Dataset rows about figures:
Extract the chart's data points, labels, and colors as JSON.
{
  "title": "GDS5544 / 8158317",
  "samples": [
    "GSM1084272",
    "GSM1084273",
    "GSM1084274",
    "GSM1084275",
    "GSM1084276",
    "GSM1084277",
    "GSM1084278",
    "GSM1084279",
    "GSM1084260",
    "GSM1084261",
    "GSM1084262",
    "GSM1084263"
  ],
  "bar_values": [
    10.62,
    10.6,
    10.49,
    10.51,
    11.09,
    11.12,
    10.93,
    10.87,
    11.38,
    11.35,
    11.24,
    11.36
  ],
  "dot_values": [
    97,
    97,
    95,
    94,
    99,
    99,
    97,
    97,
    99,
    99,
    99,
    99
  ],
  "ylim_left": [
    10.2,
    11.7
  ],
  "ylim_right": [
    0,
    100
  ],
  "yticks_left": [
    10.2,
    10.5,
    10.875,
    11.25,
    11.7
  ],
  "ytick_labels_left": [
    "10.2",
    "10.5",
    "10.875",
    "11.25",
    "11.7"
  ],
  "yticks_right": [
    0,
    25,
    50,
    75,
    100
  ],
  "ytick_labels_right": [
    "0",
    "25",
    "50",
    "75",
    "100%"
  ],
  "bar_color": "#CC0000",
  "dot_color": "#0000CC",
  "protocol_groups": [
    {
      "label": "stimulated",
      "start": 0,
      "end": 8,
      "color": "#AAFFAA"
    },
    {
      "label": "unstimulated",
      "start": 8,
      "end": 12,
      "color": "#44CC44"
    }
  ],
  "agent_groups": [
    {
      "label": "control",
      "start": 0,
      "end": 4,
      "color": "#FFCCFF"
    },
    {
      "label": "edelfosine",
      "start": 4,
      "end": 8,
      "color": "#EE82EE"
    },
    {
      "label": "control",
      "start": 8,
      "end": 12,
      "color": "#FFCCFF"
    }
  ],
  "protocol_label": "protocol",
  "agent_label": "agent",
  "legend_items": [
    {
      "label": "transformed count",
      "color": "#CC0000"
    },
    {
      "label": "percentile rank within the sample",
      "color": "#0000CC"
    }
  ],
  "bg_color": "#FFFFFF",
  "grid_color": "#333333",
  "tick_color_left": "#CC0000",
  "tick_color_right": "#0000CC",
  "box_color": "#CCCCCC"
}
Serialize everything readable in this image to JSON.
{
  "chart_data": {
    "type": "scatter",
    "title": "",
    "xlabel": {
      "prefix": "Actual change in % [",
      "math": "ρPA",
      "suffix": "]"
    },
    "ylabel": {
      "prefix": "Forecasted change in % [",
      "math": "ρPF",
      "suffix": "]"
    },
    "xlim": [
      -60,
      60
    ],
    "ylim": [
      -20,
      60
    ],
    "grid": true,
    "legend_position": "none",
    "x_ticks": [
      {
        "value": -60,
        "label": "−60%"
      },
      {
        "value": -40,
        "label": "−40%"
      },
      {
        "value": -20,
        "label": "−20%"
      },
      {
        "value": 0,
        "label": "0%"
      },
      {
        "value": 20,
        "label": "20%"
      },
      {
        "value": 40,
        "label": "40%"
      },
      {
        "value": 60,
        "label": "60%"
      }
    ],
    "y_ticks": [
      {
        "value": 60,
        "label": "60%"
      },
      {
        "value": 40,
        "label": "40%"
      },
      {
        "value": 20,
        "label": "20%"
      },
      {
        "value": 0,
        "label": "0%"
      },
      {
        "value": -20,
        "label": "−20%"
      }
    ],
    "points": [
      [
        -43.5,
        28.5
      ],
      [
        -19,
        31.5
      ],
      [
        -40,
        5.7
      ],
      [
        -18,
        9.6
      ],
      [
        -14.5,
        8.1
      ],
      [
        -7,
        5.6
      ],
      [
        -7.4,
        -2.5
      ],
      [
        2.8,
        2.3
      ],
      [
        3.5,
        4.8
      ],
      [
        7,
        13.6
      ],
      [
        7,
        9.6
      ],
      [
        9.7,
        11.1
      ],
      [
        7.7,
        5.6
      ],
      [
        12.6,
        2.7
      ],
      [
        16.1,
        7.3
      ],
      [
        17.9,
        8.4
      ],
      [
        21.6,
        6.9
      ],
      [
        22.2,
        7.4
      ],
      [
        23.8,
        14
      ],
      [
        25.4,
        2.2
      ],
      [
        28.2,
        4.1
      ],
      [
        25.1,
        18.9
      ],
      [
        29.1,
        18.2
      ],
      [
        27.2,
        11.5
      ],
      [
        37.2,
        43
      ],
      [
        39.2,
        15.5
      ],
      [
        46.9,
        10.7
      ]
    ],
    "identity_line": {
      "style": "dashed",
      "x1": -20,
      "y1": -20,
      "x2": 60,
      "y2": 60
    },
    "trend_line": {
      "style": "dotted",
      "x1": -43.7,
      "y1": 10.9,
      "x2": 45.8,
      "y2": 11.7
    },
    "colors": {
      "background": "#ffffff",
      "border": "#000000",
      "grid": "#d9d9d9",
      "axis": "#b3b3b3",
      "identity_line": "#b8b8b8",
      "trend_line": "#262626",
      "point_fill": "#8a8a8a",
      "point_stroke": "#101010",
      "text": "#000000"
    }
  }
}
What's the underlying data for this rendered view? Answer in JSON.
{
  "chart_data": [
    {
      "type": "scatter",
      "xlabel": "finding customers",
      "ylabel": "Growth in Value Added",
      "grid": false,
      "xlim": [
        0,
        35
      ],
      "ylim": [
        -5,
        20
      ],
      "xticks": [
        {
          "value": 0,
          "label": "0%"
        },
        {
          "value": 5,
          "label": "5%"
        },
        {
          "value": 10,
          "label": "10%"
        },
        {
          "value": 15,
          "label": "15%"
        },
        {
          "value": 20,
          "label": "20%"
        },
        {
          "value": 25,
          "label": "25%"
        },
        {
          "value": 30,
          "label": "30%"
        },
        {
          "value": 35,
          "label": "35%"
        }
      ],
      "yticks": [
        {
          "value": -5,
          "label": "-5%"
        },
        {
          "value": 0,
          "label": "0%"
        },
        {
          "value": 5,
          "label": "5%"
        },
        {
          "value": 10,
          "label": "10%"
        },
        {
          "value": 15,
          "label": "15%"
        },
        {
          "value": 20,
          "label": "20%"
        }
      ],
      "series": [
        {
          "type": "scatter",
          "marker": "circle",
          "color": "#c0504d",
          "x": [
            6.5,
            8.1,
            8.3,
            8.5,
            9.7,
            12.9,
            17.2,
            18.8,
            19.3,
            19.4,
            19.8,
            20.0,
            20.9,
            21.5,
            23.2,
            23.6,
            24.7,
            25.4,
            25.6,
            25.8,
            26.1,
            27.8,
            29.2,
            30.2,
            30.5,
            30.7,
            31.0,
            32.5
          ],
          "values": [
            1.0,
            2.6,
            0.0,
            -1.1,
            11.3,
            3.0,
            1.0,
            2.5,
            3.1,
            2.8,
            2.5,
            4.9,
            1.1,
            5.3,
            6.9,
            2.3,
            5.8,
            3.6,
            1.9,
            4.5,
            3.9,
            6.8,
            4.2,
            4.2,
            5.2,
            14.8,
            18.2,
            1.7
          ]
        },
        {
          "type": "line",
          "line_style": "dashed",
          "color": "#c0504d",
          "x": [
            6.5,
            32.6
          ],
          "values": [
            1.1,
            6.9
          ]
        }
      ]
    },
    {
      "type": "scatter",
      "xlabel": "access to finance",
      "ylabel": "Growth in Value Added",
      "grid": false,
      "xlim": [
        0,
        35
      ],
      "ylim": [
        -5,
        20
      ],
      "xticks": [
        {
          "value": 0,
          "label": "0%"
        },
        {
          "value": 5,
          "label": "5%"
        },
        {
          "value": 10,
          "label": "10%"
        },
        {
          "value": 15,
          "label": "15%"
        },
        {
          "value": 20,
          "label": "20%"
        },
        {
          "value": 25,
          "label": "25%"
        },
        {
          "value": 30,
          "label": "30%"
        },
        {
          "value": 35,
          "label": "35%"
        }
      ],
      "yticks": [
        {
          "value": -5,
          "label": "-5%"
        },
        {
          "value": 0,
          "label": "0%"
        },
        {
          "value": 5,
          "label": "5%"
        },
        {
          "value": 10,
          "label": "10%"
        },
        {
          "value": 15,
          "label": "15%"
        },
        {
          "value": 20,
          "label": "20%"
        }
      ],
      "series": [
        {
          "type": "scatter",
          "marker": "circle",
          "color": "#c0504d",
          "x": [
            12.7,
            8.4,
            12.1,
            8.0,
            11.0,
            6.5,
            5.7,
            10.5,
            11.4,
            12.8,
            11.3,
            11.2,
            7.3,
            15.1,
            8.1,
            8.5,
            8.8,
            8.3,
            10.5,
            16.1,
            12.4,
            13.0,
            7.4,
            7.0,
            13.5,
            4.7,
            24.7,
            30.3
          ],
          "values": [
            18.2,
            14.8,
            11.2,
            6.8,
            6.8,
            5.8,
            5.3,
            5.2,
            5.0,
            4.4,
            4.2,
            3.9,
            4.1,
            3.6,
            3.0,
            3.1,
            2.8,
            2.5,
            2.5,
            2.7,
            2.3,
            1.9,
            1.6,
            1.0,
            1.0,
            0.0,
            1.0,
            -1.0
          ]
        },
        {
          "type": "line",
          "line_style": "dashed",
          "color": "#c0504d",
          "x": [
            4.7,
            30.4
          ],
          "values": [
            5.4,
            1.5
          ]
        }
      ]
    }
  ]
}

**Problem details**
Filter the records, keeping only lines that contain "change", and show those lines.

**Exercise answer**
      "prefix": "Actual change in % [",
      "prefix": "Forecasted change in % [",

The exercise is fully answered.